→ Job
Without the pictures, give the entries below again exactly as written.
begin
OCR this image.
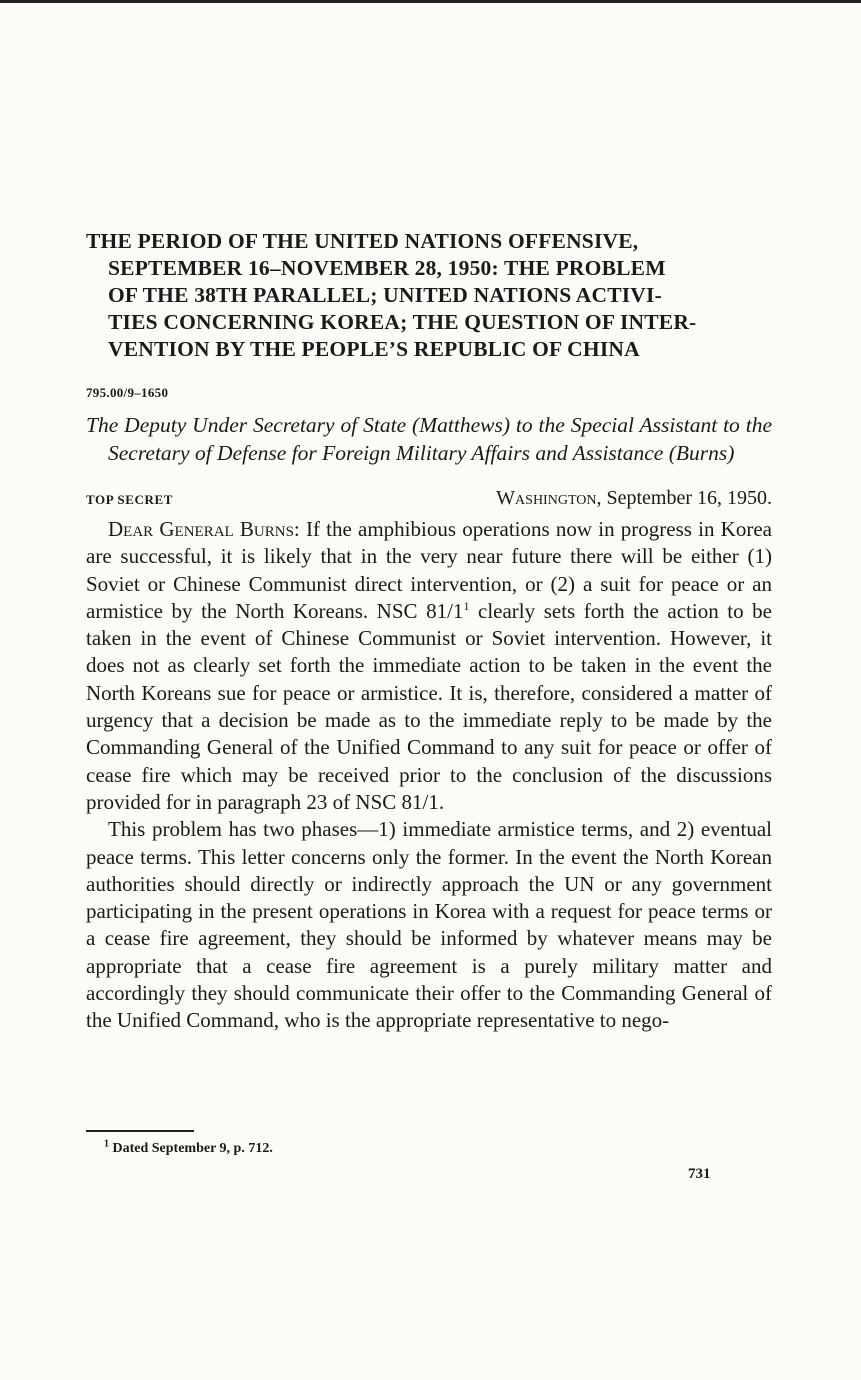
THE PERIOD OF THE UNITED NATIONS OFFENSIVE,
SEPTEMBER 16–NOVEMBER 28, 1950: THE PROBLEM
OF THE 38TH PARALLEL; UNITED NATIONS ACTIVI-
TIES CONCERNING KOREA; THE QUESTION OF INTER-
VENTION BY THE PEOPLE’S REPUBLIC OF CHINA
795.00/9–1650
The Deputy Under Secretary of State (Matthews) to the Special Assistant to the Secretary of Defense for Foreign Military Affairs and Assistance (Burns)
TOP SECRET	Washington, September 16, 1950.

Dear General Burns: If the amphibious operations now in progress in Korea are successful, it is likely that in the very near future there will be either (1) Soviet or Chinese Communist direct intervention, or (2) a suit for peace or an armistice by the North Koreans. NSC 81/1$^1$ clearly sets forth the action to be taken in the event of Chinese Communist or Soviet intervention. However, it does not as clearly set forth the immediate action to be taken in the event the North Koreans sue for peace or armistice. It is, therefore, considered a matter of urgency that a decision be made as to the immediate reply to be made by the Commanding General of the Unified Command to any suit for peace or offer of cease fire which may be received prior to the conclusion of the discussions provided for in paragraph 23 of NSC 81/1.

This problem has two phases—1) immediate armistice terms, and 2) eventual peace terms. This letter concerns only the former. In the event the North Korean authorities should directly or indirectly approach the UN or any government participating in the present operations in Korea with a request for peace terms or a cease fire agreement, they should be informed by whatever means may be appropriate that a cease fire agreement is a purely military matter and accordingly they should communicate their offer to the Commanding General of the Unified Command, who is the appropriate representative to nego-

$^1$ Dated September 9, p. 712.
731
end
→ Correct answer
OCR this image.
THE PERIOD OF THE UNITED NATIONS OFFENSIVE,
SEPTEMBER 16–NOVEMBER 28, 1950: THE PROBLEM
OF THE 38TH PARALLEL; UNITED NATIONS ACTIVI-
TIES CONCERNING KOREA; THE QUESTION OF INTER-
VENTION BY THE PEOPLE’S REPUBLIC OF CHINA
795.00/9–1650
The Deputy Under Secretary of State (Matthews) to the Special Assistant to the Secretary of Defense for Foreign Military Affairs and Assistance (Burns)
TOP SECRET	Washington, September 16, 1950.

Dear General Burns: If the amphibious operations now in progress in Korea are successful, it is likely that in the very near future there will be either (1) Soviet or Chinese Communist direct intervention, or (2) a suit for peace or an armistice by the North Koreans. NSC 81/1$^1$ clearly sets forth the action to be taken in the event of Chinese Communist or Soviet intervention. However, it does not as clearly set forth the immediate action to be taken in the event the North Koreans sue for peace or armistice. It is, therefore, considered a matter of urgency that a decision be made as to the immediate reply to be made by the Commanding General of the Unified Command to any suit for peace or offer of cease fire which may be received prior to the conclusion of the discussions provided for in paragraph 23 of NSC 81/1.

This problem has two phases—1) immediate armistice terms, and 2) eventual peace terms. This letter concerns only the former. In the event the North Korean authorities should directly or indirectly approach the UN or any government participating in the present operations in Korea with a request for peace terms or a cease fire agreement, they should be informed by whatever means may be appropriate that a cease fire agreement is a purely military matter and accordingly they should communicate their offer to the Commanding General of the Unified Command, who is the appropriate representative to nego-

$^1$ Dated September 9, p. 712.
731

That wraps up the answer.